Convert every line of the listing below into a numbered list, leaving out any blank lines.

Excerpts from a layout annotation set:
————————

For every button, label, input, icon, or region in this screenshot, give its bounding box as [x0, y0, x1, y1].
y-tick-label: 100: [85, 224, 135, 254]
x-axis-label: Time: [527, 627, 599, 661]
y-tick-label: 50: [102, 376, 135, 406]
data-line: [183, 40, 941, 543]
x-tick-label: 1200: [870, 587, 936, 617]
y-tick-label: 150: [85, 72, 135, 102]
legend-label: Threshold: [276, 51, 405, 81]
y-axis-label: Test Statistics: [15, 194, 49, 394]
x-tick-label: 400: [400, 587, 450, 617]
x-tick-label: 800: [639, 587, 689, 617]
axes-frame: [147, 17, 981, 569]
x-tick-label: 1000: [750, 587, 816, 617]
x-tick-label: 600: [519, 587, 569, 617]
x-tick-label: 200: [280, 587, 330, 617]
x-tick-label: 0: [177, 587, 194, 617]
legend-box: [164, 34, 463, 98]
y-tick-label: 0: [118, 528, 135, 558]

————————

● **Response below**:
1. For every button, label, input, icon, or region in this screenshot, give its bounding box as [x0, y0, x1, y1].
2. y-tick-label: 100: [85, 224, 135, 254]
3. x-axis-label: Time: [527, 627, 599, 661]
4. y-tick-label: 50: [102, 376, 135, 406]
5. data-line: [183, 40, 941, 543]
6. x-tick-label: 1200: [870, 587, 936, 617]
7. y-tick-label: 150: [85, 72, 135, 102]
8. legend-label: Threshold: [276, 51, 405, 81]
9. y-axis-label: Test Statistics: [15, 194, 49, 394]
10. x-tick-label: 400: [400, 587, 450, 617]
11. x-tick-label: 800: [639, 587, 689, 617]
12. axes-frame: [147, 17, 981, 569]
13. x-tick-label: 1000: [750, 587, 816, 617]
14. x-tick-label: 600: [519, 587, 569, 617]
15. x-tick-label: 200: [280, 587, 330, 617]
16. x-tick-label: 0: [177, 587, 194, 617]
17. legend-box: [164, 34, 463, 98]
18. y-tick-label: 0: [118, 528, 135, 558]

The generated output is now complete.